**Complete the following:**
- 1) Reproduce the article on branding from "Some of the better" up to and including "an incredible brand.", substituting "growers" for "farmers".
- 2) Using the article on branding, answer yes or no for each statement and quote the words that decide it: (a) Whole Foods helps provide up to $25 million in small business loans to local farmers. (b) Starbucks offers traditional loans to farmers. (c) The article names social media and search engine optimization as the two ways to get eyes on content online.

**Article:**
::::

Branding Takes Relationship Building

Branding is everything. Consider some of the most recognizable brands like Nike and Starbucks. Their branding often focuses on many of the best ways that branding can grow their businesses. Customer recognition is often high on this list, as a company’s logo and its associations are easily identifiable. While branding does include logo and design, it also includes building and cultivating relationships with others. Having a successful brand means you’ve built successful relationships with other companies and your client base.

These connections can make or break your company. Consider your day-to-day interactions with your clientele. If they aren’t happy with the services you’re providing, you no longer have customers. You have to build relationships with them by communicating, providing excellent customer service, and offering an authentic, genuine experience.

By partnering with other companies in these three aspects (community, outsourcing, and social media), you can expand your brand’s reach. Here is how.

Community

Conscious capitalism is a way of thinking about your business that takes the state of the current world into consideration. Then, based on your knowledge, you make decisions to offer a positive impact on the world. It’s a great philosophy that features the community at its core.

Some of the better examples of this are companies like Whole Foods and Starbucks. Both companies attempt to create equality between the planet’s needs, customer needs, and profit. While both of these brands are huge, they still make impacts locally.

At Starbucks, the company invests time and resources into providing farmers in coffee-growing regions with resources and learning materials to help lower the overall cost of production. In turn, Starbucks is able to purchase the coffee for use in its stores. The company also offers alternative loans to farmers. This type of partnership provides value to Starbucks while also giving something back to the farming community. All of this, on top of Starbucks’ fantastic service, creates an incredible brand.

Similarly, Whole Foods buys local produce for its stores, partnering with local farmers to negotiate fair prices. Additionally, each Whole Foods typically carries other local items from small businesses you wouldn’t find elsewhere. On top of that, the company has made strides to provide funding for school programs, nutrition education, and supports local programs. Not to mention, it helps provide up to $25 million in small business loans to local farmers.

The conscious decision to make changes has given both Starbucks and Whole Foods the upper hand. They got involved in the community and offered help to small businesses and farmers. Customers who patronize these companies are typically loyal and know the brand well. How do businesses like this communicate their initiatives to customers?

Social Media

There are really two ways to get eyes on your content online: social media and search engine optimization (SEO). Social media is where you want to provide visibility to your day-to-day business. You’ll want to share how you are getting involved in the community. Whole Foods, for example, would share a story on social media about a small business it’s been assisting in getting their products on the shelf. Starbucks may share an anecdote regarding a farmer it’s helped become successful in the coffee business.

Social media also gives companies a unique opportunity to directly interact with their fans. If someone comments, likes, sends a message or tags your business in something, you’ll get notified. You can then comment back or write them a message.

In the event someone tags your business in a photo or post, it also gives you the opportunity to respond. You can thank them for visiting your store or respond to feedback, positive or negative. The goal of social branding is to create an engaging experience that builds customer loyalty and trust while serving the business’ needs. Every time you interact with your customers in this way, it boosts your brand and people’s opinion of your business.

::::

**Entries supplied:**
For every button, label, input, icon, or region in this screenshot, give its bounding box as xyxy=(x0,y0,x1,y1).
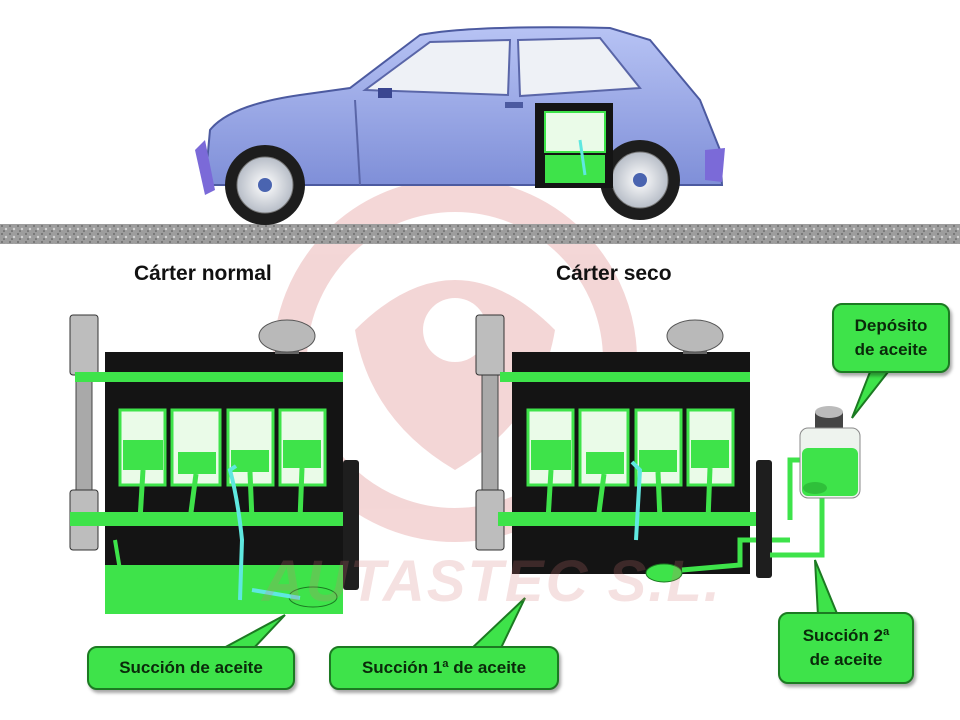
engine-dry-sump xyxy=(475,314,825,583)
watermark-text: AUTASTEC S.L. xyxy=(262,549,722,614)
callout-oil-tank-line1: Depósito xyxy=(854,316,928,335)
title-normal-sump: Cárter normal xyxy=(134,262,272,285)
callout-first-suction-text: Succión 1ª de aceite xyxy=(361,658,527,677)
callout-second-suction-line2: de aceite xyxy=(809,650,883,669)
callout-second-suction-line1: Succión 2ª xyxy=(802,626,890,645)
car-icon xyxy=(195,26,725,225)
ground-strip xyxy=(0,224,960,244)
engine-normal-sump xyxy=(69,314,359,614)
callout-oil-suction: Succión de aceite xyxy=(87,646,295,690)
oil-tank-icon xyxy=(799,406,861,499)
callout-oil-suction-text: Succión de aceite xyxy=(119,658,263,677)
callout-oil-tank: Depósito de aceite xyxy=(832,303,950,373)
callout-second-suction: Succión 2ª de aceite xyxy=(778,612,914,684)
title-dry-sump: Cárter seco xyxy=(556,262,672,285)
callout-first-suction: Succión 1ª de aceite xyxy=(329,646,559,690)
callout-oil-tank-line2: de aceite xyxy=(854,340,928,359)
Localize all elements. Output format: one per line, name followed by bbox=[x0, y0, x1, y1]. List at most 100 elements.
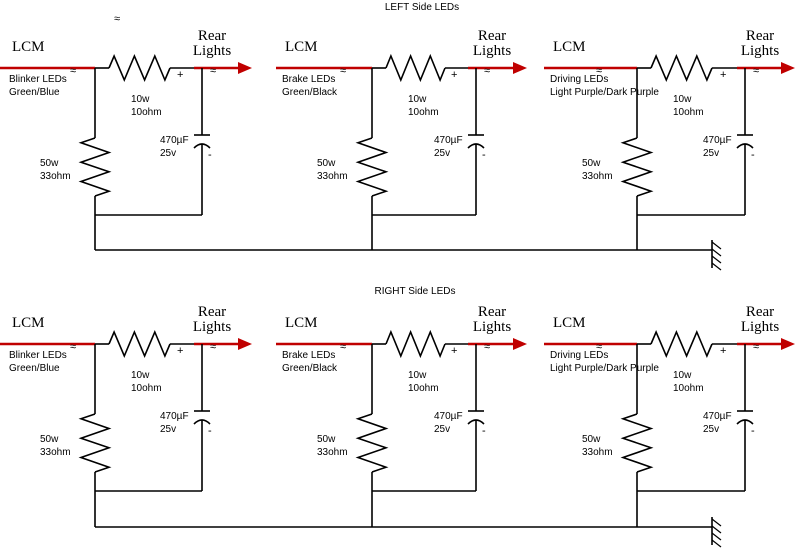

::::

**Answers to the exercises:**
- 1)
Some of the better examples of this are companies like Whole Foods and Starbucks. Both companies attempt to create equality between the planet’s needs, customer needs, and profit. While both of these brands are huge, they still make impacts locally.

At Starbucks, the company invests time and resources into providing growers in coffee-growing regions with resources and learning materials to help lower the overall cost of production. In turn, Starbucks is able to purchase the coffee for use in its stores. The company also offers alternative loans to growers. This type of partnership provides value to Starbucks while also giving something back to the farming community. All of this, on top of Starbucks’ fantastic service, creates an incredible brand.

- 2)
(a) Yes: "it helps provide up to $25 million in small business loans to local farmers."
(b) No: "The company also offers alternative loans to farmers."
(c) Yes: "There are really two ways to get eyes on your content online: social media and search engine optimization (SEO)."